Entries with figure data:
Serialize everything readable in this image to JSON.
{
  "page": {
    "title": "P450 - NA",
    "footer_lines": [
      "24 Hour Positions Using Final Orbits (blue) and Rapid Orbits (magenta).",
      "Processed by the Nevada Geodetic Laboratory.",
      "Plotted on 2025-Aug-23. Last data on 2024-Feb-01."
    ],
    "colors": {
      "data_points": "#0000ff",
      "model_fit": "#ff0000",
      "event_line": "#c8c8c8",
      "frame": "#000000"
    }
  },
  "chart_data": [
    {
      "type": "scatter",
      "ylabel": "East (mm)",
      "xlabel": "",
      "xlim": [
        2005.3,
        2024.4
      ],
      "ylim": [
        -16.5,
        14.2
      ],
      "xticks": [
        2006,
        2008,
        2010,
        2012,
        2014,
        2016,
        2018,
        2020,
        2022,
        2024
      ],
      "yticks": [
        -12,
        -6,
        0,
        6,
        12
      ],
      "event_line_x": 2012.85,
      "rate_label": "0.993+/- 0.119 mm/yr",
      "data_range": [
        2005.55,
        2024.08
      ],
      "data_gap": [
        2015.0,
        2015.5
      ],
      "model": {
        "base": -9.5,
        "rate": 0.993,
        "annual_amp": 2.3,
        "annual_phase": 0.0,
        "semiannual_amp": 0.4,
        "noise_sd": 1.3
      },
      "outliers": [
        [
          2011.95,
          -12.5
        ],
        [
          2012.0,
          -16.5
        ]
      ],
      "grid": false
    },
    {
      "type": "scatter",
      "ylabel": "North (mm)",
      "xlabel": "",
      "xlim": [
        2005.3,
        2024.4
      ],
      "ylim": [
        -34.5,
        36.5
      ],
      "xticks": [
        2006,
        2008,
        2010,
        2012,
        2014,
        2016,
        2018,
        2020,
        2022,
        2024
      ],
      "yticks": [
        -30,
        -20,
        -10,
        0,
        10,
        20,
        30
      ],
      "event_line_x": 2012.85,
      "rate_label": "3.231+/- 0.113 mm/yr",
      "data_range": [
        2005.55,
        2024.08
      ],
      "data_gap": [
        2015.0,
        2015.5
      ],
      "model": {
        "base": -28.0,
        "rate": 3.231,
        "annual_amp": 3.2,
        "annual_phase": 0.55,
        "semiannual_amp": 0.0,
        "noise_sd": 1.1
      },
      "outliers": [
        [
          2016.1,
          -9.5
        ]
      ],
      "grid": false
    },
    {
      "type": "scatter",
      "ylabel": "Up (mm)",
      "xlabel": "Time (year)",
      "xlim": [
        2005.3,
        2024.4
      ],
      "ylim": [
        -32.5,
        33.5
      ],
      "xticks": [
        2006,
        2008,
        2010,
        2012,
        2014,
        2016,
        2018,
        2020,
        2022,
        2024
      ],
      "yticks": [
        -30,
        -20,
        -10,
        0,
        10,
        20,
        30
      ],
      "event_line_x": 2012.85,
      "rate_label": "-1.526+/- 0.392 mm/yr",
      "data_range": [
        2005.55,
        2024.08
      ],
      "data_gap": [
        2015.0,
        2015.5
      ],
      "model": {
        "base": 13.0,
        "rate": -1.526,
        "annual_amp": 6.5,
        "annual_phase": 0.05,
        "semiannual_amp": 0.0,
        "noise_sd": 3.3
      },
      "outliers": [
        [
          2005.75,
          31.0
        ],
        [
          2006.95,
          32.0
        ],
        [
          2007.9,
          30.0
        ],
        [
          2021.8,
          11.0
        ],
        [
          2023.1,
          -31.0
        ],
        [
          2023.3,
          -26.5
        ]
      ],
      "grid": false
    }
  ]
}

TASK TO CARRY OUT >>
Reproduce each record shown above without altering a single word.

RESULT OF THIS TASK >>
Serialize everything readable in this image to JSON.
{
  "page": {
    "title": "P450 - NA",
    "footer_lines": [
      "24 Hour Positions Using Final Orbits (blue) and Rapid Orbits (magenta).",
      "Processed by the Nevada Geodetic Laboratory.",
      "Plotted on 2025-Aug-23. Last data on 2024-Feb-01."
    ],
    "colors": {
      "data_points": "#0000ff",
      "model_fit": "#ff0000",
      "event_line": "#c8c8c8",
      "frame": "#000000"
    }
  },
  "chart_data": [
    {
      "type": "scatter",
      "ylabel": "East (mm)",
      "xlabel": "",
      "xlim": [
        2005.3,
        2024.4
      ],
      "ylim": [
        -16.5,
        14.2
      ],
      "xticks": [
        2006,
        2008,
        2010,
        2012,
        2014,
        2016,
        2018,
        2020,
        2022,
        2024
      ],
      "yticks": [
        -12,
        -6,
        0,
        6,
        12
      ],
      "event_line_x": 2012.85,
      "rate_label": "0.993+/- 0.119 mm/yr",
      "data_range": [
        2005.55,
        2024.08
      ],
      "data_gap": [
        2015.0,
        2015.5
      ],
      "model": {
        "base": -9.5,
        "rate": 0.993,
        "annual_amp": 2.3,
        "annual_phase": 0.0,
        "semiannual_amp": 0.4,
        "noise_sd": 1.3
      },
      "outliers": [
        [
          2011.95,
          -12.5
        ],
        [
          2012.0,
          -16.5
        ]
      ],
      "grid": false
    },
    {
      "type": "scatter",
      "ylabel": "North (mm)",
      "xlabel": "",
      "xlim": [
        2005.3,
        2024.4
      ],
      "ylim": [
        -34.5,
        36.5
      ],
      "xticks": [
        2006,
        2008,
        2010,
        2012,
        2014,
        2016,
        2018,
        2020,
        2022,
        2024
      ],
      "yticks": [
        -30,
        -20,
        -10,
        0,
        10,
        20,
        30
      ],
      "event_line_x": 2012.85,
      "rate_label": "3.231+/- 0.113 mm/yr",
      "data_range": [
        2005.55,
        2024.08
      ],
      "data_gap": [
        2015.0,
        2015.5
      ],
      "model": {
        "base": -28.0,
        "rate": 3.231,
        "annual_amp": 3.2,
        "annual_phase": 0.55,
        "semiannual_amp": 0.0,
        "noise_sd": 1.1
      },
      "outliers": [
        [
          2016.1,
          -9.5
        ]
      ],
      "grid": false
    },
    {
      "type": "scatter",
      "ylabel": "Up (mm)",
      "xlabel": "Time (year)",
      "xlim": [
        2005.3,
        2024.4
      ],
      "ylim": [
        -32.5,
        33.5
      ],
      "xticks": [
        2006,
        2008,
        2010,
        2012,
        2014,
        2016,
        2018,
        2020,
        2022,
        2024
      ],
      "yticks": [
        -30,
        -20,
        -10,
        0,
        10,
        20,
        30
      ],
      "event_line_x": 2012.85,
      "rate_label": "-1.526+/- 0.392 mm/yr",
      "data_range": [
        2005.55,
        2024.08
      ],
      "data_gap": [
        2015.0,
        2015.5
      ],
      "model": {
        "base": 13.0,
        "rate": -1.526,
        "annual_amp": 6.5,
        "annual_phase": 0.05,
        "semiannual_amp": 0.0,
        "noise_sd": 3.3
      },
      "outliers": [
        [
          2005.75,
          31.0
        ],
        [
          2006.95,
          32.0
        ],
        [
          2007.9,
          30.0
        ],
        [
          2021.8,
          11.0
        ],
        [
          2023.1,
          -31.0
        ],
        [
          2023.3,
          -26.5
        ]
      ],
      "grid": false
    }
  ]
}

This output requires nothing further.